» Direction
Produce the listing below again, exactly as shown.

────────────────────

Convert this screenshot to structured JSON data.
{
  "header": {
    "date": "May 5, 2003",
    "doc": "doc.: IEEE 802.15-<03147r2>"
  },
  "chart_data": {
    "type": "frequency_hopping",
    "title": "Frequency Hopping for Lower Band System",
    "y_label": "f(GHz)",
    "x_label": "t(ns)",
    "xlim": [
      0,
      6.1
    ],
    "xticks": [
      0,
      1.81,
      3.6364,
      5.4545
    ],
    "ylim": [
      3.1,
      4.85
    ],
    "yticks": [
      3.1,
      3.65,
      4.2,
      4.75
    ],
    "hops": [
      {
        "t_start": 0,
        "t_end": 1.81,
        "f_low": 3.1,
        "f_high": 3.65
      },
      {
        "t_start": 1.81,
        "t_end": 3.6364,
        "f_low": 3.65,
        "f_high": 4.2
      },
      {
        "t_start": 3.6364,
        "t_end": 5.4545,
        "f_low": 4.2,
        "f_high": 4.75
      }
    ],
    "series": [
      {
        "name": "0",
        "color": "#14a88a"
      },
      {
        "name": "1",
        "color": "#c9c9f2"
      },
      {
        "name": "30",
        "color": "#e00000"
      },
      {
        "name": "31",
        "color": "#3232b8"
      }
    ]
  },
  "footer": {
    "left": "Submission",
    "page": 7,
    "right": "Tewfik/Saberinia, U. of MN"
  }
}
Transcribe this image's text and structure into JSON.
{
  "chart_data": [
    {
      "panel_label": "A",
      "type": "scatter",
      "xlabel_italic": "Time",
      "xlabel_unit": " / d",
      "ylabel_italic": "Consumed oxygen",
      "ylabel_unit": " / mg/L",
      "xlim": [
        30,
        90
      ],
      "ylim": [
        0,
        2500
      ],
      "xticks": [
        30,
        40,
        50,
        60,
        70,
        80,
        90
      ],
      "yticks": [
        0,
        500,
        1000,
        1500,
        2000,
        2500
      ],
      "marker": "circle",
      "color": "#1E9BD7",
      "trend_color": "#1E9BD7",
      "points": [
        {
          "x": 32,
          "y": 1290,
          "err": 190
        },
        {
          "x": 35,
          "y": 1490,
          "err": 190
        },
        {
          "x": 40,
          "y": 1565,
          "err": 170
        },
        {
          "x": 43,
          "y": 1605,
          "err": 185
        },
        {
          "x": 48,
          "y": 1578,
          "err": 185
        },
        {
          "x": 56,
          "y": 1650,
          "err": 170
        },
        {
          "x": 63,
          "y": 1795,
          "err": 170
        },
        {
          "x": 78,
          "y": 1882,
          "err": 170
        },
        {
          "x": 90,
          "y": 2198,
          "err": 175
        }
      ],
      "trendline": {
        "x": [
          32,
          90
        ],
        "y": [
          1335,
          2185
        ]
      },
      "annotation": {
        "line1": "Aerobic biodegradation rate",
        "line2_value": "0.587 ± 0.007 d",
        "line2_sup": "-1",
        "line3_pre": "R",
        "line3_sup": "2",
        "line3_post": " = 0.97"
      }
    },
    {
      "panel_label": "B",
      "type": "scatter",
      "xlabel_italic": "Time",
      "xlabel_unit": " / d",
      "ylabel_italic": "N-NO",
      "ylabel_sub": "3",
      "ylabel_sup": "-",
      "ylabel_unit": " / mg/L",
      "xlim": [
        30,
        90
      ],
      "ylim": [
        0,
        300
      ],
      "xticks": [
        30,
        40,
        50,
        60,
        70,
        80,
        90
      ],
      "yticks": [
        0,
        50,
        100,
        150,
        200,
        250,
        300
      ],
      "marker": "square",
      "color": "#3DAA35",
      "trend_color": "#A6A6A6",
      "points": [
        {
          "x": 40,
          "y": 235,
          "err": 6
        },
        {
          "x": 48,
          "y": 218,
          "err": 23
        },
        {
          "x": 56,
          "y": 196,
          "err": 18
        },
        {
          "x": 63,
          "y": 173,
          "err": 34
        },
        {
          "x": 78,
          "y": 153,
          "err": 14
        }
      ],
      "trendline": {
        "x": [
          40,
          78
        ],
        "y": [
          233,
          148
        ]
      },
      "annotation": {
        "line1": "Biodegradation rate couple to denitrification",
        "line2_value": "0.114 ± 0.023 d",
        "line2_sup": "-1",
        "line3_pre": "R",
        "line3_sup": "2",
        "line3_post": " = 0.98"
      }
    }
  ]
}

────────────────────

» Response to this task
Convert this screenshot to structured JSON data.
{
  "header": {
    "date": "May 5, 2003",
    "doc": "doc.: IEEE 802.15-<03147r2>"
  },
  "chart_data": {
    "type": "frequency_hopping",
    "title": "Frequency Hopping for Lower Band System",
    "y_label": "f(GHz)",
    "x_label": "t(ns)",
    "xlim": [
      0,
      6.1
    ],
    "xticks": [
      0,
      1.81,
      3.6364,
      5.4545
    ],
    "ylim": [
      3.1,
      4.85
    ],
    "yticks": [
      3.1,
      3.65,
      4.2,
      4.75
    ],
    "hops": [
      {
        "t_start": 0,
        "t_end": 1.81,
        "f_low": 3.1,
        "f_high": 3.65
      },
      {
        "t_start": 1.81,
        "t_end": 3.6364,
        "f_low": 3.65,
        "f_high": 4.2
      },
      {
        "t_start": 3.6364,
        "t_end": 5.4545,
        "f_low": 4.2,
        "f_high": 4.75
      }
    ],
    "series": [
      {
        "name": "0",
        "color": "#14a88a"
      },
      {
        "name": "1",
        "color": "#c9c9f2"
      },
      {
        "name": "30",
        "color": "#e00000"
      },
      {
        "name": "31",
        "color": "#3232b8"
      }
    ]
  },
  "footer": {
    "left": "Submission",
    "page": 7,
    "right": "Tewfik/Saberinia, U. of MN"
  }
}
Transcribe this image's text and structure into JSON.
{
  "chart_data": [
    {
      "panel_label": "A",
      "type": "scatter",
      "xlabel_italic": "Time",
      "xlabel_unit": " / d",
      "ylabel_italic": "Consumed oxygen",
      "ylabel_unit": " / mg/L",
      "xlim": [
        30,
        90
      ],
      "ylim": [
        0,
        2500
      ],
      "xticks": [
        30,
        40,
        50,
        60,
        70,
        80,
        90
      ],
      "yticks": [
        0,
        500,
        1000,
        1500,
        2000,
        2500
      ],
      "marker": "circle",
      "color": "#1E9BD7",
      "trend_color": "#1E9BD7",
      "points": [
        {
          "x": 32,
          "y": 1290,
          "err": 190
        },
        {
          "x": 35,
          "y": 1490,
          "err": 190
        },
        {
          "x": 40,
          "y": 1565,
          "err": 170
        },
        {
          "x": 43,
          "y": 1605,
          "err": 185
        },
        {
          "x": 48,
          "y": 1578,
          "err": 185
        },
        {
          "x": 56,
          "y": 1650,
          "err": 170
        },
        {
          "x": 63,
          "y": 1795,
          "err": 170
        },
        {
          "x": 78,
          "y": 1882,
          "err": 170
        },
        {
          "x": 90,
          "y": 2198,
          "err": 175
        }
      ],
      "trendline": {
        "x": [
          32,
          90
        ],
        "y": [
          1335,
          2185
        ]
      },
      "annotation": {
        "line1": "Aerobic biodegradation rate",
        "line2_value": "0.587 ± 0.007 d",
        "line2_sup": "-1",
        "line3_pre": "R",
        "line3_sup": "2",
        "line3_post": " = 0.97"
      }
    },
    {
      "panel_label": "B",
      "type": "scatter",
      "xlabel_italic": "Time",
      "xlabel_unit": " / d",
      "ylabel_italic": "N-NO",
      "ylabel_sub": "3",
      "ylabel_sup": "-",
      "ylabel_unit": " / mg/L",
      "xlim": [
        30,
        90
      ],
      "ylim": [
        0,
        300
      ],
      "xticks": [
        30,
        40,
        50,
        60,
        70,
        80,
        90
      ],
      "yticks": [
        0,
        50,
        100,
        150,
        200,
        250,
        300
      ],
      "marker": "square",
      "color": "#3DAA35",
      "trend_color": "#A6A6A6",
      "points": [
        {
          "x": 40,
          "y": 235,
          "err": 6
        },
        {
          "x": 48,
          "y": 218,
          "err": 23
        },
        {
          "x": 56,
          "y": 196,
          "err": 18
        },
        {
          "x": 63,
          "y": 173,
          "err": 34
        },
        {
          "x": 78,
          "y": 153,
          "err": 14
        }
      ],
      "trendline": {
        "x": [
          40,
          78
        ],
        "y": [
          233,
          148
        ]
      },
      "annotation": {
        "line1": "Biodegradation rate couple to denitrification",
        "line2_value": "0.114 ± 0.023 d",
        "line2_sup": "-1",
        "line3_pre": "R",
        "line3_sup": "2",
        "line3_post": " = 0.98"
      }
    }
  ]
}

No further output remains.